--- START OF Raw data ---
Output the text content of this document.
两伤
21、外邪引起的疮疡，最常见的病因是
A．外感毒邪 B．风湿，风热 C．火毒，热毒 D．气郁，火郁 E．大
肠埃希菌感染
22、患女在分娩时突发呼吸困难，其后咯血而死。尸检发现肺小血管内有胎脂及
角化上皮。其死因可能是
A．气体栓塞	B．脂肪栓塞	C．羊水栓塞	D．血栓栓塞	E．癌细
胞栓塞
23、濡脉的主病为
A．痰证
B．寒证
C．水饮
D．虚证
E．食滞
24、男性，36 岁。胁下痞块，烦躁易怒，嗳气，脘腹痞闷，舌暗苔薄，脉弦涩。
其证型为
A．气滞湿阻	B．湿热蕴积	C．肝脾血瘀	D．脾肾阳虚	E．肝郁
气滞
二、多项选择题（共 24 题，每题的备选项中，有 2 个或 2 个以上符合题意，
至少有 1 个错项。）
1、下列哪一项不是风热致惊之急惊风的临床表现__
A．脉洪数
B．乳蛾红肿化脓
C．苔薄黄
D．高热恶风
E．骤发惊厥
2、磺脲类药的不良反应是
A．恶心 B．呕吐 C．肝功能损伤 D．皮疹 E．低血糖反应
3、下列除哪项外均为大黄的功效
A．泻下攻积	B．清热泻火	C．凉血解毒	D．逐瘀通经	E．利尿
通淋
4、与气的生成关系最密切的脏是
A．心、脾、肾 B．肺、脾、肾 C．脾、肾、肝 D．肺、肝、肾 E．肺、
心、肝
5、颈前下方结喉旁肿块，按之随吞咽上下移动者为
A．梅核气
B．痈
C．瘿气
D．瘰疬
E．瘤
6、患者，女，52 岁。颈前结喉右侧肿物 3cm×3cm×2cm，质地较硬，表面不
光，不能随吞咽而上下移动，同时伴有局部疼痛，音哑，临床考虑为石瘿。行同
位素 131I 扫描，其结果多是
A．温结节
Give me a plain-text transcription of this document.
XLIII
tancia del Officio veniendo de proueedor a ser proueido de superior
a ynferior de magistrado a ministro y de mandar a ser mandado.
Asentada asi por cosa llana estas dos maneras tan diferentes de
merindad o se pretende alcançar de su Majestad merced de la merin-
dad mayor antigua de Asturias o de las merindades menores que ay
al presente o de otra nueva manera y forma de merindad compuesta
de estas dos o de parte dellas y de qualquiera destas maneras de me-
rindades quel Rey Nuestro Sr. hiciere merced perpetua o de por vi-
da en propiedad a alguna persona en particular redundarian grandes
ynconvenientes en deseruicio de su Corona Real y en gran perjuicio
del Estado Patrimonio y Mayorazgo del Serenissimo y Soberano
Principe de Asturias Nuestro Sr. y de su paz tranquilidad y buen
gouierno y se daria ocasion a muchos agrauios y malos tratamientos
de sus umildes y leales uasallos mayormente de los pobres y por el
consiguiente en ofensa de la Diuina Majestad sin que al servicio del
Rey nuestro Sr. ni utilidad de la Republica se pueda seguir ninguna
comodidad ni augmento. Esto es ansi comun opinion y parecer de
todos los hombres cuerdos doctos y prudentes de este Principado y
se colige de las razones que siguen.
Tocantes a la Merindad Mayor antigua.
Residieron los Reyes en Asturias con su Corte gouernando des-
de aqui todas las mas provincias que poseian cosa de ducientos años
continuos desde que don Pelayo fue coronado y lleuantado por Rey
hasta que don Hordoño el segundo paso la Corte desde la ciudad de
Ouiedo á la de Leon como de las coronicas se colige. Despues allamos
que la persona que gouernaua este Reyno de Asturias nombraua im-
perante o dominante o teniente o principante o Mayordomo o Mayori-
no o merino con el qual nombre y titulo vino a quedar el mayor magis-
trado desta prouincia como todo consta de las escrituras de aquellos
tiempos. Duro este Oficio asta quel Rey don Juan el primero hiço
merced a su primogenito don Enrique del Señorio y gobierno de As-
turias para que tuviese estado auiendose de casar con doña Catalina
--- END OF Raw data ---
- **Given request**: From the listing above, reproduce all the lines exactly.

- **Expected output**:
Output the text content of this document.
两伤
21、外邪引起的疮疡，最常见的病因是
A．外感毒邪 B．风湿，风热 C．火毒，热毒 D．气郁，火郁 E．大
肠埃希菌感染
22、患女在分娩时突发呼吸困难，其后咯血而死。尸检发现肺小血管内有胎脂及
角化上皮。其死因可能是
A．气体栓塞	B．脂肪栓塞	C．羊水栓塞	D．血栓栓塞	E．癌细
胞栓塞
23、濡脉的主病为
A．痰证
B．寒证
C．水饮
D．虚证
E．食滞
24、男性，36 岁。胁下痞块，烦躁易怒，嗳气，脘腹痞闷，舌暗苔薄，脉弦涩。
其证型为
A．气滞湿阻	B．湿热蕴积	C．肝脾血瘀	D．脾肾阳虚	E．肝郁
气滞
二、多项选择题（共 24 题，每题的备选项中，有 2 个或 2 个以上符合题意，
至少有 1 个错项。）
1、下列哪一项不是风热致惊之急惊风的临床表现__
A．脉洪数
B．乳蛾红肿化脓
C．苔薄黄
D．高热恶风
E．骤发惊厥
2、磺脲类药的不良反应是
A．恶心 B．呕吐 C．肝功能损伤 D．皮疹 E．低血糖反应
3、下列除哪项外均为大黄的功效
A．泻下攻积	B．清热泻火	C．凉血解毒	D．逐瘀通经	E．利尿
通淋
4、与气的生成关系最密切的脏是
A．心、脾、肾 B．肺、脾、肾 C．脾、肾、肝 D．肺、肝、肾 E．肺、
心、肝
5、颈前下方结喉旁肿块，按之随吞咽上下移动者为
A．梅核气
B．痈
C．瘿气
D．瘰疬
E．瘤
6、患者，女，52 岁。颈前结喉右侧肿物 3cm×3cm×2cm，质地较硬，表面不
光，不能随吞咽而上下移动，同时伴有局部疼痛，音哑，临床考虑为石瘿。行同
位素 131I 扫描，其结果多是
A．温结节
Give me a plain-text transcription of this document.
XLIII
tancia del Officio veniendo de proueedor a ser proueido de superior
a ynferior de magistrado a ministro y de mandar a ser mandado.
Asentada asi por cosa llana estas dos maneras tan diferentes de
merindad o se pretende alcançar de su Majestad merced de la merin-
dad mayor antigua de Asturias o de las merindades menores que ay
al presente o de otra nueva manera y forma de merindad compuesta
de estas dos o de parte dellas y de qualquiera destas maneras de me-
rindades quel Rey Nuestro Sr. hiciere merced perpetua o de por vi-
da en propiedad a alguna persona en particular redundarian grandes
ynconvenientes en deseruicio de su Corona Real y en gran perjuicio
del Estado Patrimonio y Mayorazgo del Serenissimo y Soberano
Principe de Asturias Nuestro Sr. y de su paz tranquilidad y buen
gouierno y se daria ocasion a muchos agrauios y malos tratamientos
de sus umildes y leales uasallos mayormente de los pobres y por el
consiguiente en ofensa de la Diuina Majestad sin que al servicio del
Rey nuestro Sr. ni utilidad de la Republica se pueda seguir ninguna
comodidad ni augmento. Esto es ansi comun opinion y parecer de
todos los hombres cuerdos doctos y prudentes de este Principado y
se colige de las razones que siguen.
Tocantes a la Merindad Mayor antigua.
Residieron los Reyes en Asturias con su Corte gouernando des-
de aqui todas las mas provincias que poseian cosa de ducientos años
continuos desde que don Pelayo fue coronado y lleuantado por Rey
hasta que don Hordoño el segundo paso la Corte desde la ciudad de
Ouiedo á la de Leon como de las coronicas se colige. Despues allamos
que la persona que gouernaua este Reyno de Asturias nombraua im-
perante o dominante o teniente o principante o Mayordomo o Mayori-
no o merino con el qual nombre y titulo vino a quedar el mayor magis-
trado desta prouincia como todo consta de las escrituras de aquellos
tiempos. Duro este Oficio asta quel Rey don Juan el primero hiço
merced a su primogenito don Enrique del Señorio y gobierno de As-
turias para que tuviese estado auiendose de casar con doña Catalina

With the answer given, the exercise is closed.